__Directions for this task__:
In this exercise, reproduce all the entries that follow exactly.

__Source material__:
===
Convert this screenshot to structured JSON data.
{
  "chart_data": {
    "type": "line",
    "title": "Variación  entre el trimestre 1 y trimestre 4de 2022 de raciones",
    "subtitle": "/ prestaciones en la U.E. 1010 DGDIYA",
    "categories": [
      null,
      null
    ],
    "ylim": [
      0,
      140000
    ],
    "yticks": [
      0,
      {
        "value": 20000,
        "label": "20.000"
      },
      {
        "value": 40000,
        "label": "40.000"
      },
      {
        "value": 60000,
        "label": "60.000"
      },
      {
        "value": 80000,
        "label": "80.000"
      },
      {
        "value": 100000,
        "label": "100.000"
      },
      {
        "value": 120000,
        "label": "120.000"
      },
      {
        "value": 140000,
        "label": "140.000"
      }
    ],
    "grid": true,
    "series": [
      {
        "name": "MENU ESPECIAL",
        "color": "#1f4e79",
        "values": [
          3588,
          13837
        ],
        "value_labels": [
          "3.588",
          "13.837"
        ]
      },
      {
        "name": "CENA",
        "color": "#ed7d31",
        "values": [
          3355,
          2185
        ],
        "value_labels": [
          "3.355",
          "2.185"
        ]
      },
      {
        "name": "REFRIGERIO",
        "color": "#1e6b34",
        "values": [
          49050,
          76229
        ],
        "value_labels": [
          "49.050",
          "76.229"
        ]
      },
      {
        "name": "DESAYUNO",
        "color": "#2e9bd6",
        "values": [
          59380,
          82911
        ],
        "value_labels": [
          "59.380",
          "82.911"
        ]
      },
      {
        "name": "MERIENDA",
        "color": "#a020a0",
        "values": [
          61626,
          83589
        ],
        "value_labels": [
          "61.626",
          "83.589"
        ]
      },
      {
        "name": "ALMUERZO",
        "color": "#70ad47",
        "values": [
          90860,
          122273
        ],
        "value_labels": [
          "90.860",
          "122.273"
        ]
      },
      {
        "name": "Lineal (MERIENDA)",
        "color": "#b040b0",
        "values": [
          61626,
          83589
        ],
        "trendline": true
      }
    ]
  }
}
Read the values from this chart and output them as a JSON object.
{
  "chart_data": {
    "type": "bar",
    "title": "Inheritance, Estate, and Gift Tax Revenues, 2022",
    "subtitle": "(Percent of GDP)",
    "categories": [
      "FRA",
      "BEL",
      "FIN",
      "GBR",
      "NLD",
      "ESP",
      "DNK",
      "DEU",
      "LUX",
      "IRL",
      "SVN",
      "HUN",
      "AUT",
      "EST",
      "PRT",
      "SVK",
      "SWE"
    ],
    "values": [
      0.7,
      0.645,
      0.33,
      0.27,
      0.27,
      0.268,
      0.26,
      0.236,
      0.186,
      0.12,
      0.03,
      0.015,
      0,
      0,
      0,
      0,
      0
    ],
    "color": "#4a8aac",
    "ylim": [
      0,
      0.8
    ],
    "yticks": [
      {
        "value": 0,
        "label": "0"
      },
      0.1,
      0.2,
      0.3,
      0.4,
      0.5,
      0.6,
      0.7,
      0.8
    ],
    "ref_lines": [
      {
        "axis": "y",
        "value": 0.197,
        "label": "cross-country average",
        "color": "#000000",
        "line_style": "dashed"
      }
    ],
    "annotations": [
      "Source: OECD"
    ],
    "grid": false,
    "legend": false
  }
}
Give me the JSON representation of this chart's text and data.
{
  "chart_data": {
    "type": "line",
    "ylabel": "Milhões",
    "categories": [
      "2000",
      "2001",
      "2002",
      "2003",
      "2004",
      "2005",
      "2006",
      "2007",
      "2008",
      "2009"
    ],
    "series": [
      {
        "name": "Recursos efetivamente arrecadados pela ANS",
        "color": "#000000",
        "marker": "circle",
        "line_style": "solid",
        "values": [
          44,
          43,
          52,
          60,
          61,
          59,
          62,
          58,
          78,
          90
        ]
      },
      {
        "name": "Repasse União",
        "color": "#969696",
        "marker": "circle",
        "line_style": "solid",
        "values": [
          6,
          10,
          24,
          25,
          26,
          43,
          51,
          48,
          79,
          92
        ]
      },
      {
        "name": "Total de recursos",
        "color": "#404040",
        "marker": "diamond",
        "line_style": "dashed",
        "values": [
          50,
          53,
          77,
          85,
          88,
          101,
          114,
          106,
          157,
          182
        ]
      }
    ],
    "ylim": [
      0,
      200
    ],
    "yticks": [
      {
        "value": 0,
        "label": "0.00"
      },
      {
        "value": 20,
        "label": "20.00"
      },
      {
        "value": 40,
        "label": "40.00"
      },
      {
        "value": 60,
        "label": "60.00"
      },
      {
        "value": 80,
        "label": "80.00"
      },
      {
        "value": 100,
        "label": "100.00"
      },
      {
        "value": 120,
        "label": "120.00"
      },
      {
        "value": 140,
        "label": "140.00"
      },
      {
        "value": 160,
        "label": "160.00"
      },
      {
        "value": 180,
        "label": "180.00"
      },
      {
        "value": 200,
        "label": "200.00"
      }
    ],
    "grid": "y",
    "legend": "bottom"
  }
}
===
__The reply__:
Convert this screenshot to structured JSON data.
{
  "chart_data": {
    "type": "line",
    "title": "Variación  entre el trimestre 1 y trimestre 4de 2022 de raciones",
    "subtitle": "/ prestaciones en la U.E. 1010 DGDIYA",
    "categories": [
      null,
      null
    ],
    "ylim": [
      0,
      140000
    ],
    "yticks": [
      0,
      {
        "value": 20000,
        "label": "20.000"
      },
      {
        "value": 40000,
        "label": "40.000"
      },
      {
        "value": 60000,
        "label": "60.000"
      },
      {
        "value": 80000,
        "label": "80.000"
      },
      {
        "value": 100000,
        "label": "100.000"
      },
      {
        "value": 120000,
        "label": "120.000"
      },
      {
        "value": 140000,
        "label": "140.000"
      }
    ],
    "grid": true,
    "series": [
      {
        "name": "MENU ESPECIAL",
        "color": "#1f4e79",
        "values": [
          3588,
          13837
        ],
        "value_labels": [
          "3.588",
          "13.837"
        ]
      },
      {
        "name": "CENA",
        "color": "#ed7d31",
        "values": [
          3355,
          2185
        ],
        "value_labels": [
          "3.355",
          "2.185"
        ]
      },
      {
        "name": "REFRIGERIO",
        "color": "#1e6b34",
        "values": [
          49050,
          76229
        ],
        "value_labels": [
          "49.050",
          "76.229"
        ]
      },
      {
        "name": "DESAYUNO",
        "color": "#2e9bd6",
        "values": [
          59380,
          82911
        ],
        "value_labels": [
          "59.380",
          "82.911"
        ]
      },
      {
        "name": "MERIENDA",
        "color": "#a020a0",
        "values": [
          61626,
          83589
        ],
        "value_labels": [
          "61.626",
          "83.589"
        ]
      },
      {
        "name": "ALMUERZO",
        "color": "#70ad47",
        "values": [
          90860,
          122273
        ],
        "value_labels": [
          "90.860",
          "122.273"
        ]
      },
      {
        "name": "Lineal (MERIENDA)",
        "color": "#b040b0",
        "values": [
          61626,
          83589
        ],
        "trendline": true
      }
    ]
  }
}
Read the values from this chart and output them as a JSON object.
{
  "chart_data": {
    "type": "bar",
    "title": "Inheritance, Estate, and Gift Tax Revenues, 2022",
    "subtitle": "(Percent of GDP)",
    "categories": [
      "FRA",
      "BEL",
      "FIN",
      "GBR",
      "NLD",
      "ESP",
      "DNK",
      "DEU",
      "LUX",
      "IRL",
      "SVN",
      "HUN",
      "AUT",
      "EST",
      "PRT",
      "SVK",
      "SWE"
    ],
    "values": [
      0.7,
      0.645,
      0.33,
      0.27,
      0.27,
      0.268,
      0.26,
      0.236,
      0.186,
      0.12,
      0.03,
      0.015,
      0,
      0,
      0,
      0,
      0
    ],
    "color": "#4a8aac",
    "ylim": [
      0,
      0.8
    ],
    "yticks": [
      {
        "value": 0,
        "label": "0"
      },
      0.1,
      0.2,
      0.3,
      0.4,
      0.5,
      0.6,
      0.7,
      0.8
    ],
    "ref_lines": [
      {
        "axis": "y",
        "value": 0.197,
        "label": "cross-country average",
        "color": "#000000",
        "line_style": "dashed"
      }
    ],
    "annotations": [
      "Source: OECD"
    ],
    "grid": false,
    "legend": false
  }
}
Give me the JSON representation of this chart's text and data.
{
  "chart_data": {
    "type": "line",
    "ylabel": "Milhões",
    "categories": [
      "2000",
      "2001",
      "2002",
      "2003",
      "2004",
      "2005",
      "2006",
      "2007",
      "2008",
      "2009"
    ],
    "series": [
      {
        "name": "Recursos efetivamente arrecadados pela ANS",
        "color": "#000000",
        "marker": "circle",
        "line_style": "solid",
        "values": [
          44,
          43,
          52,
          60,
          61,
          59,
          62,
          58,
          78,
          90
        ]
      },
      {
        "name": "Repasse União",
        "color": "#969696",
        "marker": "circle",
        "line_style": "solid",
        "values": [
          6,
          10,
          24,
          25,
          26,
          43,
          51,
          48,
          79,
          92
        ]
      },
      {
        "name": "Total de recursos",
        "color": "#404040",
        "marker": "diamond",
        "line_style": "dashed",
        "values": [
          50,
          53,
          77,
          85,
          88,
          101,
          114,
          106,
          157,
          182
        ]
      }
    ],
    "ylim": [
      0,
      200
    ],
    "yticks": [
      {
        "value": 0,
        "label": "0.00"
      },
      {
        "value": 20,
        "label": "20.00"
      },
      {
        "value": 40,
        "label": "40.00"
      },
      {
        "value": 60,
        "label": "60.00"
      },
      {
        "value": 80,
        "label": "80.00"
      },
      {
        "value": 100,
        "label": "100.00"
      },
      {
        "value": 120,
        "label": "120.00"
      },
      {
        "value": 140,
        "label": "140.00"
      },
      {
        "value": 160,
        "label": "160.00"
      },
      {
        "value": 180,
        "label": "180.00"
      },
      {
        "value": 200,
        "label": "200.00"
      }
    ],
    "grid": "y",
    "legend": "bottom"
  }
}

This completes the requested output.